## WHAT IS NEEDED
Output the lines that follow exactly as they are.

## GIVEN DATA
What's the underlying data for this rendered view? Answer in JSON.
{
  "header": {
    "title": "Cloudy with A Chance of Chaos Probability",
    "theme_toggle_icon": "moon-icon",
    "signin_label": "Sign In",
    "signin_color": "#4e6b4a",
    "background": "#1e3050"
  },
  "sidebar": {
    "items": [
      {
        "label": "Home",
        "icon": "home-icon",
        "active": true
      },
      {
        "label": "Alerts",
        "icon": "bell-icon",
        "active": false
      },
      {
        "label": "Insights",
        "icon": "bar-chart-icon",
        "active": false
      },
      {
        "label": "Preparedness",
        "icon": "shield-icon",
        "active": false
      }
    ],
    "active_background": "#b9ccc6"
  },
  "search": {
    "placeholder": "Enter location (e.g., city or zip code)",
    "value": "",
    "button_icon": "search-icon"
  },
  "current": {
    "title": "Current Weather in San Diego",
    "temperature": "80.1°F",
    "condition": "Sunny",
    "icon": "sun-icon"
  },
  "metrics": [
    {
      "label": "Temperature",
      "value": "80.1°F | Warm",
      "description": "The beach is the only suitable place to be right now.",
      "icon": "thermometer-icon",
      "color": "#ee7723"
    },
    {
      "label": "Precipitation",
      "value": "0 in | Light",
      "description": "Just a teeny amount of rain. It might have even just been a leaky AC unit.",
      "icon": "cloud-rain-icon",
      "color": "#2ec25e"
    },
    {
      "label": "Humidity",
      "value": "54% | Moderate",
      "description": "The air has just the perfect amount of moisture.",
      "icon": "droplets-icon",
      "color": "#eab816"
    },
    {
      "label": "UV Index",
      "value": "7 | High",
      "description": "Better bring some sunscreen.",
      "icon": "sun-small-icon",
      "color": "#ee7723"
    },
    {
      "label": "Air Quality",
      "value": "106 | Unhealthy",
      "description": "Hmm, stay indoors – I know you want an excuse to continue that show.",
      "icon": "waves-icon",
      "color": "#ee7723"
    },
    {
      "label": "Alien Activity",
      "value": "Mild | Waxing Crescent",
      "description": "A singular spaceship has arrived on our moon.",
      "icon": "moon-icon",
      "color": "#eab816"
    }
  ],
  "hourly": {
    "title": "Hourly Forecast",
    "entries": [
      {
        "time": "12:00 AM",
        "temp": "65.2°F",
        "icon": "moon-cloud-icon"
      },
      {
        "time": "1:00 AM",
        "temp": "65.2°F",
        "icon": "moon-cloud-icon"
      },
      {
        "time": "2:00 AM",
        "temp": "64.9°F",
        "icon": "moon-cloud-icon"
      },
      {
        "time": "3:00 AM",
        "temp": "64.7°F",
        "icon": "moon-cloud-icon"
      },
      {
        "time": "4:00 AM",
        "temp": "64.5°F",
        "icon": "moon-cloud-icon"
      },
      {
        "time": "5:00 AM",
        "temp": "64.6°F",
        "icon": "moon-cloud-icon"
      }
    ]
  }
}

## ANSWER TO THIS TASK
What's the underlying data for this rendered view? Answer in JSON.
{
  "header": {
    "title": "Cloudy with A Chance of Chaos Probability",
    "theme_toggle_icon": "moon-icon",
    "signin_label": "Sign In",
    "signin_color": "#4e6b4a",
    "background": "#1e3050"
  },
  "sidebar": {
    "items": [
      {
        "label": "Home",
        "icon": "home-icon",
        "active": true
      },
      {
        "label": "Alerts",
        "icon": "bell-icon",
        "active": false
      },
      {
        "label": "Insights",
        "icon": "bar-chart-icon",
        "active": false
      },
      {
        "label": "Preparedness",
        "icon": "shield-icon",
        "active": false
      }
    ],
    "active_background": "#b9ccc6"
  },
  "search": {
    "placeholder": "Enter location (e.g., city or zip code)",
    "value": "",
    "button_icon": "search-icon"
  },
  "current": {
    "title": "Current Weather in San Diego",
    "temperature": "80.1°F",
    "condition": "Sunny",
    "icon": "sun-icon"
  },
  "metrics": [
    {
      "label": "Temperature",
      "value": "80.1°F | Warm",
      "description": "The beach is the only suitable place to be right now.",
      "icon": "thermometer-icon",
      "color": "#ee7723"
    },
    {
      "label": "Precipitation",
      "value": "0 in | Light",
      "description": "Just a teeny amount of rain. It might have even just been a leaky AC unit.",
      "icon": "cloud-rain-icon",
      "color": "#2ec25e"
    },
    {
      "label": "Humidity",
      "value": "54% | Moderate",
      "description": "The air has just the perfect amount of moisture.",
      "icon": "droplets-icon",
      "color": "#eab816"
    },
    {
      "label": "UV Index",
      "value": "7 | High",
      "description": "Better bring some sunscreen.",
      "icon": "sun-small-icon",
      "color": "#ee7723"
    },
    {
      "label": "Air Quality",
      "value": "106 | Unhealthy",
      "description": "Hmm, stay indoors – I know you want an excuse to continue that show.",
      "icon": "waves-icon",
      "color": "#ee7723"
    },
    {
      "label": "Alien Activity",
      "value": "Mild | Waxing Crescent",
      "description": "A singular spaceship has arrived on our moon.",
      "icon": "moon-icon",
      "color": "#eab816"
    }
  ],
  "hourly": {
    "title": "Hourly Forecast",
    "entries": [
      {
        "time": "12:00 AM",
        "temp": "65.2°F",
        "icon": "moon-cloud-icon"
      },
      {
        "time": "1:00 AM",
        "temp": "65.2°F",
        "icon": "moon-cloud-icon"
      },
      {
        "time": "2:00 AM",
        "temp": "64.9°F",
        "icon": "moon-cloud-icon"
      },
      {
        "time": "3:00 AM",
        "temp": "64.7°F",
        "icon": "moon-cloud-icon"
      },
      {
        "time": "4:00 AM",
        "temp": "64.5°F",
        "icon": "moon-cloud-icon"
      },
      {
        "time": "5:00 AM",
        "temp": "64.6°F",
        "icon": "moon-cloud-icon"
      }
    ]
  }
}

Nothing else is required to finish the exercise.